§ **本文**:
################
バンナムが披露した「ゼビウス」をプレイするAIロボ

 最近では、ゲームをプレイするAIロボットが家電とIoT機器の見本市「CEATEC 2019」で展示されました。バンダイナムコグループのブースにいたのは、縦スクロールシューティングゲームの名作「ゼビウス」をプレイするAIロボ「Q56」(キューゴロー)です。

ゼビウスをプレイするAIロボ「Q56」(キューゴロー)

 Q56のプレイヤーAIは、米Google傘下のDeepMindが開発したゲームAIのように、「教師なし学習型AI」「強化学習型AI」として開発されています。実際の頭脳は、この白い展示台の下に隠されたデスクトップPCです。Q56が実際にコントローラを操作しているように見えますが、実はコントローラ自体が動いています。実際に展示中のゲーム画面が推論エンジンに入力され、リアルタイムにレバー・ボタン操作を出力しているのです。

2016年にDeepMindが発表したAI。AI自身はゲームのルールを理解していないが、学習回数を重ねることで高得点を生み出す手順を自ら見つけていく

 例えるなら、赤子状態のAIがゼビウスをプレイし、「良い行動」をする度にご褒美を与えられ、より良い動きを学習していく――といった所でしょうか。学習に当たっては、「実際のゲーム画面の15fps単位の画像」(一部処理しやすいように画像を低解像度化・鮮鋭化)を入力情報とし、「ゲーム画面に反応したレバー・ボタン操作」を出力情報としています。

 開発初期の報酬条件は「以前よりも高得点を獲得する」にしていましたが、結果が振るわなかったそうです。そこで「より長い時間生存する」という条件に改めたところ、プレイが急激に洗練されたのだとか。ただ、あまりにうますぎても展示として面白みがないため、CEATECには、時々ミスをしてしまう学習レベルの低いAIをあえて展示したそうです。

 Q56は、ゼビウスのゲームルールを全く理解していません。自分が放ったビーム対空砲(ザッパー)、対地ミサイル弾(プラスター)と敵弾の区別も付いていないというのが興味深いところです。
################
§ **課題の指示**:
a: 本文のうち、「2016年にDeepMind」で始まり「Iをあえて展示したそうです。」で終わる部分を、一字一句違えずに書き写してください。
b: 本文によると、Q56の開発で、初期の報酬条件では結果が振るわなかったため、報酬条件はどのように改められましたか。
以下の記録は、本文とは関係がありません。

保存済みのデータ項目:
################
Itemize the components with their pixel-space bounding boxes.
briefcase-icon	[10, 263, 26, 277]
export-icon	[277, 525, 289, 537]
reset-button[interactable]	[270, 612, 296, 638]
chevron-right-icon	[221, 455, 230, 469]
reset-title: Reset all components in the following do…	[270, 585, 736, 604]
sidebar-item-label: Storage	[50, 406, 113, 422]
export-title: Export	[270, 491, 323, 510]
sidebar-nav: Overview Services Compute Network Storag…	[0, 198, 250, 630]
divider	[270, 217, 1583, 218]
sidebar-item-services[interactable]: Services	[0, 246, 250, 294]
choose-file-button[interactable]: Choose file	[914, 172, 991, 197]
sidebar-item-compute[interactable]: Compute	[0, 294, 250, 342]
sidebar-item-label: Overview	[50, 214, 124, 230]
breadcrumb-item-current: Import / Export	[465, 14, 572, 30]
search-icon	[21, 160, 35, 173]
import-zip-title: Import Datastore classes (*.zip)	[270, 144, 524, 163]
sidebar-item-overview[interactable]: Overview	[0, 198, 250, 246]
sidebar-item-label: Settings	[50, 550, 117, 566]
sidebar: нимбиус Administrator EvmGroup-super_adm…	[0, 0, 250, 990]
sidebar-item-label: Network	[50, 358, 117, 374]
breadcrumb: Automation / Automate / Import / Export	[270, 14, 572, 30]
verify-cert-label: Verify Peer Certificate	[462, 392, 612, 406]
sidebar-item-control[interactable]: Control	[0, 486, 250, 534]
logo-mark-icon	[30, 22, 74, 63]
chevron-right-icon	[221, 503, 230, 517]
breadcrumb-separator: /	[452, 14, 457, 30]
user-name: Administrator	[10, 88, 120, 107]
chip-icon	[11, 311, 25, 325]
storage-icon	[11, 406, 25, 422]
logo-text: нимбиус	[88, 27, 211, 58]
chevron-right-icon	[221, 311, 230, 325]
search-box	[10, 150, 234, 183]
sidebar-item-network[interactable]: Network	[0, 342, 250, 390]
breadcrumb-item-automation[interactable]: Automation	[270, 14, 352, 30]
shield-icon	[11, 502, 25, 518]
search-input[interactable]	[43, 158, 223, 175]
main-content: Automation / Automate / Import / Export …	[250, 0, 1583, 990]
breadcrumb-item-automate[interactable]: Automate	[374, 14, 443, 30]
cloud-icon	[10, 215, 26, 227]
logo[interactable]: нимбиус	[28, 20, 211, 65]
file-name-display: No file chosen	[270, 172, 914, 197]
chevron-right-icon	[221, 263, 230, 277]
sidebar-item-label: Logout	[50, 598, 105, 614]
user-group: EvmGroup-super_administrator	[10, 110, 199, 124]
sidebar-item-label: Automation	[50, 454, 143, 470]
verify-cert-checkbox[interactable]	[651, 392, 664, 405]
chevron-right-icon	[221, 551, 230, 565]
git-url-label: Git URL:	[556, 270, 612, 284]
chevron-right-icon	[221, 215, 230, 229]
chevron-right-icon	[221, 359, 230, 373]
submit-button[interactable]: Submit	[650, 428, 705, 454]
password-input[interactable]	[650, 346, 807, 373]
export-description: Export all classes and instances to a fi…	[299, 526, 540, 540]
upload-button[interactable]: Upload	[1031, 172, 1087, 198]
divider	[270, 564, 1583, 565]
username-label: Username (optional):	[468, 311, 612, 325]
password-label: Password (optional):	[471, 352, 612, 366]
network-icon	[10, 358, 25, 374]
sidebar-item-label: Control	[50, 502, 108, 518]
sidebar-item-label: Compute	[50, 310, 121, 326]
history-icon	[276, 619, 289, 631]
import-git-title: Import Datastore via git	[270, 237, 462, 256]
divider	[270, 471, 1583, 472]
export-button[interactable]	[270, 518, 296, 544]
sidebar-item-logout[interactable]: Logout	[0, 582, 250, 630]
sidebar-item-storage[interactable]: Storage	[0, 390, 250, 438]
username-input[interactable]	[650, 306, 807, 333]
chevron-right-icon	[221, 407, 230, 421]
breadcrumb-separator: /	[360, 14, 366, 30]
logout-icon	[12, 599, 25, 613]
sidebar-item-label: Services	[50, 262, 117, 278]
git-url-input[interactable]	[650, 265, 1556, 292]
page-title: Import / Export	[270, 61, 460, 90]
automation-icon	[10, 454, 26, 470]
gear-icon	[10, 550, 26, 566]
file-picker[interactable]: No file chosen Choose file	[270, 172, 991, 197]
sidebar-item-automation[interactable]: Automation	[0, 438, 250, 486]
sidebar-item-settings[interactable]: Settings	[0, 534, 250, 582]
################
§ **課題別の解答**:
a:
2016年にDeepMindが発表したAI。AI自身はゲームのルールを理解していないが、学習回数を重ねることで高得点を生み出す手順を自ら見つけていく

 例えるなら、赤子状態のAIがゼビウスをプレイし、「良い行動」をする度にご褒美を与えられ、より良い動きを学習していく――といった所でしょうか。学習に当たっては、「実際のゲーム画面の15fps単位の画像」(一部処理しやすいように画像を低解像度化・鮮鋭化)を入力情報とし、「ゲーム画面に反応したレバー・ボタン操作」を出力情報としています。

 開発初期の報酬条件は「以前よりも高得点を獲得する」にしていましたが、結果が振るわなかったそうです。そこで「より長い時間生存する」という条件に改めたところ、プレイが急激に洗練されたのだとか。ただ、あまりにうますぎても展示として面白みがないため、CEATECには、時々ミスをしてしまう学習レベルの低いAIをあえて展示したそうです。

b: 「より長い時間生存する」という条件に改められました。